• [Data extract]:
________
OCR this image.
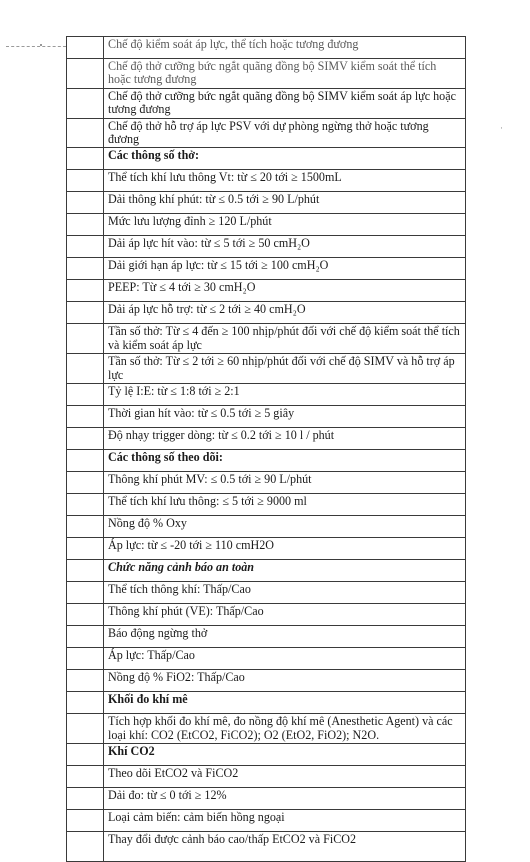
·
	Chế độ kiểm soát áp lực, thể tích hoặc tương đương
	Chế độ thở cưỡng bức ngắt quãng đồng bộ SIMV kiểm soát thể tích hoặc tương đương
	Chế độ thở cưỡng bức ngắt quãng đồng bộ SIMV kiểm soát áp lực hoặc tương đương
	Chế độ thở hỗ trợ áp lực PSV với dự phòng ngừng thở hoặc tương đương
	Các thông số thở:
	Thể tích khí lưu thông Vt: từ ≤ 20 tới ≥ 1500mL
	Dải thông khí phút: từ ≤ 0.5 tới ≥ 90 L/phút
	Mức lưu lượng đỉnh ≥ 120 L/phút
	Dải áp lực hít vào: từ ≤ 5 tới ≥ 50 cmH₂O
	Dải giới hạn áp lực: từ ≤ 15 tới ≥ 100 cmH₂O
	PEEP: Từ ≤ 4 tới ≥ 30 cmH₂O
	Dải áp lực hỗ trợ: từ ≤ 2 tới ≥ 40 cmH₂O
	Tần số thở: Từ ≤ 4 đến ≥ 100 nhịp/phút đối với chế độ kiểm soát thể tích và kiểm soát áp lực
	Tần số thở: Từ ≤ 2 tới ≥ 60 nhịp/phút đối với chế độ SIMV và hỗ trợ áp lực
	Tỷ lệ I:E: từ ≤ 1:8 tới ≥ 2:1
	Thời gian hít vào: từ ≤ 0.5 tới ≥ 5 giây
	Độ nhạy trigger dòng: từ ≤ 0.2 tới ≥ 10 l / phút
	Các thông số theo dõi:
	Thông khí phút MV: ≤ 0.5 tới ≥ 90 L/phút
	Thể tích khí lưu thông: ≤ 5 tới ≥ 9000 ml
	Nồng độ % Oxy
	Áp lực: từ ≤ -20 tới ≥ 110 cmH2O
	Chức năng cảnh báo an toàn
	Thể tích thông khí: Thấp/Cao
	Thông khí phút (VE): Thấp/Cao
	Báo động ngừng thở
	Áp lực: Thấp/Cao
	Nồng độ % FiO2: Thấp/Cao
	Khối đo khí mê
	Tích hợp khối đo khí mê, đo nồng độ khí mê (Anesthetic Agent) và các loại khí: CO2 (EtCO2, FiCO2); O2 (EtO2, FiO2); N2O.
	Khí CO2
	Theo dõi EtCO2 và FiCO2
	Dải đo: từ ≤ 0 tới ≥ 12%
	Loại cảm biến: cảm biến hồng ngoại
	Thay đổi được cảnh báo cao/thấp EtCO2 và FiCO2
________
From the records above, pull out each line that has "hoặc".

	Chế độ kiểm soát áp lực, thể tích hoặc tương đương
	Chế độ thở cưỡng bức ngắt quãng đồng bộ SIMV kiểm soát thể tích hoặc tương đương
	Chế độ thở cưỡng bức ngắt quãng đồng bộ SIMV kiểm soát áp lực hoặc tương đương
	Chế độ thở hỗ trợ áp lực PSV với dự phòng ngừng thở hoặc tương đương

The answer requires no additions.